[PROBLEM]:
Retype each line of the material exactly, please, skipping any picture in it.

[PROVIDED DATA]:
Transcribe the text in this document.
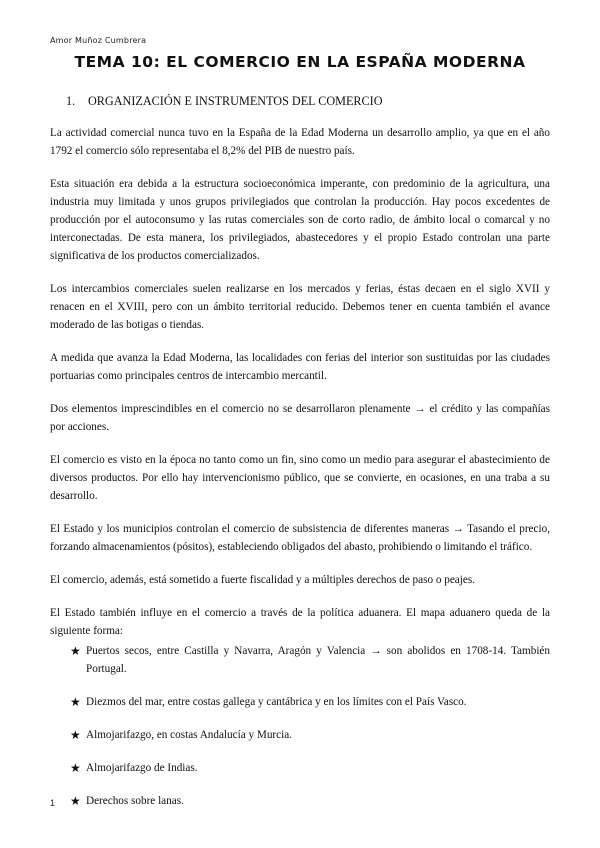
Amor Muñoz Cumbrera
TEMA 10: EL COMERCIO EN LA ESPAÑA MODERNA
1. ORGANIZACIÓN E INSTRUMENTOS DEL COMERCIO

La actividad comercial nunca tuvo en la España de la Edad Moderna un desarrollo amplio, ya que en el año 1792 el comercio sólo representaba el 8,2% del PIB de nuestro país.

Esta situación era debida a la estructura socioeconómica imperante, con predominio de la agricultura, una industria muy limitada y unos grupos privilegiados que controlan la producción. Hay pocos excedentes de producción por el autoconsumo y las rutas comerciales son de corto radio, de ámbito local o comarcal y no interconectadas. De esta manera, los privilegiados, abastecedores y el propio Estado controlan una parte significativa de los productos comercializados.

Los intercambios comerciales suelen realizarse en los mercados y ferias, éstas decaen en el siglo XVII y renacen en el XVIII, pero con un ámbito territorial reducido. Debemos tener en cuenta también el avance moderado de las botigas o tiendas.

A medida que avanza la Edad Moderna, las localidades con ferias del interior son sustituidas por las ciudades portuarias como principales centros de intercambio mercantil.

Dos elementos imprescindibles en el comercio no se desarrollaron plenamente → el crédito y las compañías por acciones.

El comercio es visto en la época no tanto como un fin, sino como un medio para asegurar el abastecimiento de diversos productos. Por ello hay intervencionismo público, que se convierte, en ocasiones, en una traba a su desarrollo.

El Estado y los municipios controlan el comercio de subsistencia de diferentes maneras → Tasando el precio, forzando almacenamientos (pósitos), estableciendo obligados del abasto, prohibiendo o limitando el tráfico.

El comercio, además, está sometido a fuerte fiscalidad y a múltiples derechos de paso o peajes.

El Estado también influye en el comercio a través de la política aduanera. El mapa aduanero queda de la siguiente forma:

★ Puertos secos, entre Castilla y Navarra, Aragón y Valencia → son abolidos en 1708-14. También Portugal.
★ Diezmos del mar, entre costas gallega y cantábrica y en los límites con el País Vasco.
★ Almojarifazgo, en costas Andalucía y Murcia.
★ Almojarifazgo de Indias.
★ Derechos sobre lanas.
1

[RESULT FOR THIS TASK]:
Transcribe the text in this document.
Amor Muñoz Cumbrera
TEMA 10: EL COMERCIO EN LA ESPAÑA MODERNA
1. ORGANIZACIÓN E INSTRUMENTOS DEL COMERCIO

La actividad comercial nunca tuvo en la España de la Edad Moderna un desarrollo amplio, ya que en el año 1792 el comercio sólo representaba el 8,2% del PIB de nuestro país.

Esta situación era debida a la estructura socioeconómica imperante, con predominio de la agricultura, una industria muy limitada y unos grupos privilegiados que controlan la producción. Hay pocos excedentes de producción por el autoconsumo y las rutas comerciales son de corto radio, de ámbito local o comarcal y no interconectadas. De esta manera, los privilegiados, abastecedores y el propio Estado controlan una parte significativa de los productos comercializados.

Los intercambios comerciales suelen realizarse en los mercados y ferias, éstas decaen en el siglo XVII y renacen en el XVIII, pero con un ámbito territorial reducido. Debemos tener en cuenta también el avance moderado de las botigas o tiendas.

A medida que avanza la Edad Moderna, las localidades con ferias del interior son sustituidas por las ciudades portuarias como principales centros de intercambio mercantil.

Dos elementos imprescindibles en el comercio no se desarrollaron plenamente → el crédito y las compañías por acciones.

El comercio es visto en la época no tanto como un fin, sino como un medio para asegurar el abastecimiento de diversos productos. Por ello hay intervencionismo público, que se convierte, en ocasiones, en una traba a su desarrollo.

El Estado y los municipios controlan el comercio de subsistencia de diferentes maneras → Tasando el precio, forzando almacenamientos (pósitos), estableciendo obligados del abasto, prohibiendo o limitando el tráfico.

El comercio, además, está sometido a fuerte fiscalidad y a múltiples derechos de paso o peajes.

El Estado también influye en el comercio a través de la política aduanera. El mapa aduanero queda de la siguiente forma:

★ Puertos secos, entre Castilla y Navarra, Aragón y Valencia → son abolidos en 1708-14. También Portugal.
★ Diezmos del mar, entre costas gallega y cantábrica y en los límites con el País Vasco.
★ Almojarifazgo, en costas Andalucía y Murcia.
★ Almojarifazgo de Indias.
★ Derechos sobre lanas.
1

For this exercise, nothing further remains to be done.